Retype the material below. Keep every word exactly as it is.

# Supplied data
|---|

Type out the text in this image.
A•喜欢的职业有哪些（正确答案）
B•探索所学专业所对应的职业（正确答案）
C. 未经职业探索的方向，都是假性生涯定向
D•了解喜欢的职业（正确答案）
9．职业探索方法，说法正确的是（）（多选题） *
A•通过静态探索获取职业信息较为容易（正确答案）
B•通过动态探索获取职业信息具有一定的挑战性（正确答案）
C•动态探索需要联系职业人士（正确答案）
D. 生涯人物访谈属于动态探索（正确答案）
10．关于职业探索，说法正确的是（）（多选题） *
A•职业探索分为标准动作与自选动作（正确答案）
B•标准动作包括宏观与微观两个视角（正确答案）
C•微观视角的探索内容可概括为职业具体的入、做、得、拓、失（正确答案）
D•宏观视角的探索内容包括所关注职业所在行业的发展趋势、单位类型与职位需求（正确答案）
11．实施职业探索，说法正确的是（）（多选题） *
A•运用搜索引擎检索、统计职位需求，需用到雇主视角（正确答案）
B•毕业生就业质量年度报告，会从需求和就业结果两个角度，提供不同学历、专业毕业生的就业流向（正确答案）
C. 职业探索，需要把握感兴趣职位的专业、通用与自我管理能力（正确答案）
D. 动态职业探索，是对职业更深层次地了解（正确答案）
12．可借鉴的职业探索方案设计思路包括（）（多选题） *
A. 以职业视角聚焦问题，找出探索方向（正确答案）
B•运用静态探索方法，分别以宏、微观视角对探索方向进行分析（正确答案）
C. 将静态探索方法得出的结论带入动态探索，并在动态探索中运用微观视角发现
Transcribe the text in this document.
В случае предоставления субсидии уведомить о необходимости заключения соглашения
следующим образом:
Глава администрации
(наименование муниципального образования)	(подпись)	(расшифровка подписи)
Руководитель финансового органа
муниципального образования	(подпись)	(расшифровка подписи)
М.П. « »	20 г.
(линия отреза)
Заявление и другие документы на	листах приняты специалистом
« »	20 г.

|---|

# Task output
Type out the text in this image.
A•喜欢的职业有哪些（正确答案）
B•探索所学专业所对应的职业（正确答案）
C. 未经职业探索的方向，都是假性生涯定向
D•了解喜欢的职业（正确答案）
9．职业探索方法，说法正确的是（）（多选题） *
A•通过静态探索获取职业信息较为容易（正确答案）
B•通过动态探索获取职业信息具有一定的挑战性（正确答案）
C•动态探索需要联系职业人士（正确答案）
D. 生涯人物访谈属于动态探索（正确答案）
10．关于职业探索，说法正确的是（）（多选题） *
A•职业探索分为标准动作与自选动作（正确答案）
B•标准动作包括宏观与微观两个视角（正确答案）
C•微观视角的探索内容可概括为职业具体的入、做、得、拓、失（正确答案）
D•宏观视角的探索内容包括所关注职业所在行业的发展趋势、单位类型与职位需求（正确答案）
11．实施职业探索，说法正确的是（）（多选题） *
A•运用搜索引擎检索、统计职位需求，需用到雇主视角（正确答案）
B•毕业生就业质量年度报告，会从需求和就业结果两个角度，提供不同学历、专业毕业生的就业流向（正确答案）
C. 职业探索，需要把握感兴趣职位的专业、通用与自我管理能力（正确答案）
D. 动态职业探索，是对职业更深层次地了解（正确答案）
12．可借鉴的职业探索方案设计思路包括（）（多选题） *
A. 以职业视角聚焦问题，找出探索方向（正确答案）
B•运用静态探索方法，分别以宏、微观视角对探索方向进行分析（正确答案）
C. 将静态探索方法得出的结论带入动态探索，并在动态探索中运用微观视角发现
Transcribe the text in this document.
В случае предоставления субсидии уведомить о необходимости заключения соглашения
следующим образом:
Глава администрации
(наименование муниципального образования)	(подпись)	(расшифровка подписи)
Руководитель финансового органа
муниципального образования	(подпись)	(расшифровка подписи)
М.П. « »	20 г.
(линия отреза)
Заявление и другие документы на	листах приняты специалистом
« »	20 г.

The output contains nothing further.